AIM: Retype the passage on recording kiln shutdown causes word for word, from its first sentence to its last.

I'm going back to my old example of the clinker breaker. Your kiln is down because a clinker ball has burned the drive belts off the breaker. The cause is a badly worn drive sheave on the v-belt drive. The correction is obvious and simple. However, I have seen the following reasons given for such a shutdown (in addition to the correct one, which I will title “Clinker Breaker — Drive”): Chunks, kiln slabbed, cooler, cooler plugged, ring fell out, mix, hammer mill, clinker breaker, worn hammers, out of kiln gun shells, etc. You get the picture.
The SDA administrator must make a thorough determination the next day and log his conclusion. He is likely to make the same conclusion the next time this occurs as well (building the statistical base, revealing the evidence). If left to three different operators, we may never know. Such a mish-mash of bogus, though well-intentioned, information would prove useless when a third party needs to seek the proper fix.
Another peril is categories that are too broad. They become catch bins where important evidence is lost, and a collection of correctable faults are accumulated as one. One I am seeing more and more lately is the “power bump.” What does this mean? For my purposes, I want to know:
Power interruption — external network. I'll hammer on the utility company.
Power interruption — internal network. Call in the electrical engineer, or maybe it's time to clean the insulators in the sub station.

INFORMATION GIVEN:

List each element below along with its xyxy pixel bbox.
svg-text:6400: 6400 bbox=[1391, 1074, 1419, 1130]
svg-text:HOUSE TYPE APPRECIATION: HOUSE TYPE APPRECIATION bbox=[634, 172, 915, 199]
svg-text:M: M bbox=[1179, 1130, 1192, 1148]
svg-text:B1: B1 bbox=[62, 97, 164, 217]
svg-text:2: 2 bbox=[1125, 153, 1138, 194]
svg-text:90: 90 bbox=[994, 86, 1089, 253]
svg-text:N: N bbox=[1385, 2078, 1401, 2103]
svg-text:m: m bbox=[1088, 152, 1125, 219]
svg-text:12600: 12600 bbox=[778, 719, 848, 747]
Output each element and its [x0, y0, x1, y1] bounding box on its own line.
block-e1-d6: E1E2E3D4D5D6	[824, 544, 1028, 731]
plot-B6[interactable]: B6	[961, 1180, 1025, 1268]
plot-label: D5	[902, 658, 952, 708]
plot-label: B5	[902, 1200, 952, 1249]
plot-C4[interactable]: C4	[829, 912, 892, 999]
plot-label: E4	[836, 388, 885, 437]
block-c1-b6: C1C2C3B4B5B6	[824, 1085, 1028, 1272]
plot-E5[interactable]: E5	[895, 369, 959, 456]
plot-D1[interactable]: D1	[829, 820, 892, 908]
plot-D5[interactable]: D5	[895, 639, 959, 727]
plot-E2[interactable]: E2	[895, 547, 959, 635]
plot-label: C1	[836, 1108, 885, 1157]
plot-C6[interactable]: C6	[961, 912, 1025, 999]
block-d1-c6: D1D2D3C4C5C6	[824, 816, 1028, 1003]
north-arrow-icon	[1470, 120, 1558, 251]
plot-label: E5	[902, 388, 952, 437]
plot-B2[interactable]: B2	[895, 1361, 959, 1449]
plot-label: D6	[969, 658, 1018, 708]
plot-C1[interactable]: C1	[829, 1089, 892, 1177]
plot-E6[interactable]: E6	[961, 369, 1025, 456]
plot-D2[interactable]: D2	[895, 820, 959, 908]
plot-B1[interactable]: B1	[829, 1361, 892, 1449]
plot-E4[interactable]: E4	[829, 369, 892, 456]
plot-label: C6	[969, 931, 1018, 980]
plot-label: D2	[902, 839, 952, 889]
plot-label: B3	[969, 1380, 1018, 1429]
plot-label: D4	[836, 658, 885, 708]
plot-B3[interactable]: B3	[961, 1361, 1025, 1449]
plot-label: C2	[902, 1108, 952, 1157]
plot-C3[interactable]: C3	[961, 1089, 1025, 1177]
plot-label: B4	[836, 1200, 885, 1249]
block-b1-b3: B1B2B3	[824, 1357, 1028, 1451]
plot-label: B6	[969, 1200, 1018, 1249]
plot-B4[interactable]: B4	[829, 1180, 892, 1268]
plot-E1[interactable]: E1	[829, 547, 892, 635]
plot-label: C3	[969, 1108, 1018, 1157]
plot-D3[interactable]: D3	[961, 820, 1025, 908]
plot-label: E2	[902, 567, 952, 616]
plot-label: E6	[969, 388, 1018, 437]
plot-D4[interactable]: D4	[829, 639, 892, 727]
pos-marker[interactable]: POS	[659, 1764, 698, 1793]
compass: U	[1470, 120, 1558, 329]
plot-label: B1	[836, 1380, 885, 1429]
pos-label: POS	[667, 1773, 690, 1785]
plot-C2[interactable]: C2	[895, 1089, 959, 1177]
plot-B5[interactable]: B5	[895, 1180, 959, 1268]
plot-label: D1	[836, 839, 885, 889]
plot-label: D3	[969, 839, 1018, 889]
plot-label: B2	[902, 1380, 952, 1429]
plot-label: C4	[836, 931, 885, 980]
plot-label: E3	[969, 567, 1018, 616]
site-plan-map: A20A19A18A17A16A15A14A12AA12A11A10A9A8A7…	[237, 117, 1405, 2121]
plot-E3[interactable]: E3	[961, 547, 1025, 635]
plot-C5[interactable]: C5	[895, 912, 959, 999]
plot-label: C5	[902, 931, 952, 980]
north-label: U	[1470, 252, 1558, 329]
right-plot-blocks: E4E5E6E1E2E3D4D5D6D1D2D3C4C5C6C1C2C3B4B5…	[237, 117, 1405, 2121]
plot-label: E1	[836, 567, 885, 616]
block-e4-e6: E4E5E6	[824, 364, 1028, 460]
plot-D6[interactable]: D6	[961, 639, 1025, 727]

COMPLETED EXERCISE:
I'm going back to my old example of the clinker breaker. Your kiln is down because a clinker ball has burned the drive belts off the breaker. The cause is a badly worn drive sheave on the v-belt drive. The correction is obvious and simple. However, I have seen the following reasons given for such a shutdown (in addition to the correct one, which I will title “Clinker Breaker — Drive”): Chunks, kiln slabbed, cooler, cooler plugged, ring fell out, mix, hammer mill, clinker breaker, worn hammers, out of kiln gun shells, etc. You get the picture.
The SDA administrator must make a thorough determination the next day and log his conclusion. He is likely to make the same conclusion the next time this occurs as well (building the statistical base, revealing the evidence). If left to three different operators, we may never know. Such a mish-mash of bogus, though well-intentioned, information would prove useless when a third party needs to seek the proper fix.
Another peril is categories that are too broad. They become catch bins where important evidence is lost, and a collection of correctable faults are accumulated as one. One I am seeing more and more lately is the “power bump.” What does this mean? For my purposes, I want to know:
Power interruption — external network. I'll hammer on the utility company.
Power interruption — internal network. Call in the electrical engineer, or maybe it's time to clean the insulators in the sub station.